JOB: Locate the string "this" in the listing below. Copy every line where it is found.

⁂

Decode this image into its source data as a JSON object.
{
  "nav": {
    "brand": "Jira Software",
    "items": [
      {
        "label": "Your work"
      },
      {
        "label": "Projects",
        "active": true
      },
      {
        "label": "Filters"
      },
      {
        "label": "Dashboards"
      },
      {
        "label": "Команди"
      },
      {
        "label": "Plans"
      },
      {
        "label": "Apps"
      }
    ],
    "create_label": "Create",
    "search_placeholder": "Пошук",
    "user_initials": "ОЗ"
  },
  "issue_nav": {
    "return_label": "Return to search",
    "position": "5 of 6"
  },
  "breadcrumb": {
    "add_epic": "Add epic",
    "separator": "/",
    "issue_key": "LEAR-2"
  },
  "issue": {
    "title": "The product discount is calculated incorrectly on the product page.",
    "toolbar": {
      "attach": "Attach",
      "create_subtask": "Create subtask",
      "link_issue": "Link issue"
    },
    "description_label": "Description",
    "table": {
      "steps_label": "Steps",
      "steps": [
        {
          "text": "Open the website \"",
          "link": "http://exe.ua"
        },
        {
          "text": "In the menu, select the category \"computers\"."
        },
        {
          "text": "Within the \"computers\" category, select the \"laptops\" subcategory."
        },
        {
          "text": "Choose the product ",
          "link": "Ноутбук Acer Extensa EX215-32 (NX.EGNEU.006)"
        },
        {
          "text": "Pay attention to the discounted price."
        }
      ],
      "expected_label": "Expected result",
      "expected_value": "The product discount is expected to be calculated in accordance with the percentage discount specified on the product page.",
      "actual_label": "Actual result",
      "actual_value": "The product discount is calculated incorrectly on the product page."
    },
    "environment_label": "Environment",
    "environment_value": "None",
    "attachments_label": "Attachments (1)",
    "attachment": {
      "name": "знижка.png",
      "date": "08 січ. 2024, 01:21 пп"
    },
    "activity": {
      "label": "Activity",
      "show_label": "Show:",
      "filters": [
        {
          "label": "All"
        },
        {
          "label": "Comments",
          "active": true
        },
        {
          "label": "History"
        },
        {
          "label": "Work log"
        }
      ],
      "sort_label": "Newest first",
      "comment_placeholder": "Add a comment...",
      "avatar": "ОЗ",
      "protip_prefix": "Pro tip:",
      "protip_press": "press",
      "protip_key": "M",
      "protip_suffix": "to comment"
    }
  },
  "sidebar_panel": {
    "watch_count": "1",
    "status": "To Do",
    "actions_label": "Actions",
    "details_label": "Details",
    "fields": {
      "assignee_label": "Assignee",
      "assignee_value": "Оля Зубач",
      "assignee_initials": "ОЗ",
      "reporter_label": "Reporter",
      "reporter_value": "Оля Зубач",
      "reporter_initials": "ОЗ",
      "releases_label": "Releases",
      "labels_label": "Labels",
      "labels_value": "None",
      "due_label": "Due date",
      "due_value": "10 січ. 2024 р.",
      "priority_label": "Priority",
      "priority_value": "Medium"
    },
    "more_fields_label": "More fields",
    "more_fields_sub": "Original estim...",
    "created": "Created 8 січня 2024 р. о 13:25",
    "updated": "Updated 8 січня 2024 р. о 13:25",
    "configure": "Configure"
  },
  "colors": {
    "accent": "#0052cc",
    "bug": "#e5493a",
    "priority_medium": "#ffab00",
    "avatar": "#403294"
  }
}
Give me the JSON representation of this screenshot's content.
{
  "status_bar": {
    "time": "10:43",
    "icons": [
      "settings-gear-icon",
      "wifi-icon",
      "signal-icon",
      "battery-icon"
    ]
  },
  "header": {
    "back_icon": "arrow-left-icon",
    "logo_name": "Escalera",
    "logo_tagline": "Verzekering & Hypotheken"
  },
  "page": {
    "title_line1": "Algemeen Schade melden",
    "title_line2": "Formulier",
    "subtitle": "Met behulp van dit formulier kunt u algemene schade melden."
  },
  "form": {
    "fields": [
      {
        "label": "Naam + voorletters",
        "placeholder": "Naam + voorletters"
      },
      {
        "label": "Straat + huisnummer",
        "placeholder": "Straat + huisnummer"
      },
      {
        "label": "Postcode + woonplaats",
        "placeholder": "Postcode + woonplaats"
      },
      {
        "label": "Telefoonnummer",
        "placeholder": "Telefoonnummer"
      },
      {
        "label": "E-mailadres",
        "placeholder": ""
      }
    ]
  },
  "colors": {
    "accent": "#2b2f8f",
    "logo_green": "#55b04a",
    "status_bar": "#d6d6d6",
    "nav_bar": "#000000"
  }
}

⁂

FULL SOLUTION:
Decode this image into its source data as a JSON object.
Give me the JSON representation of this screenshot's content.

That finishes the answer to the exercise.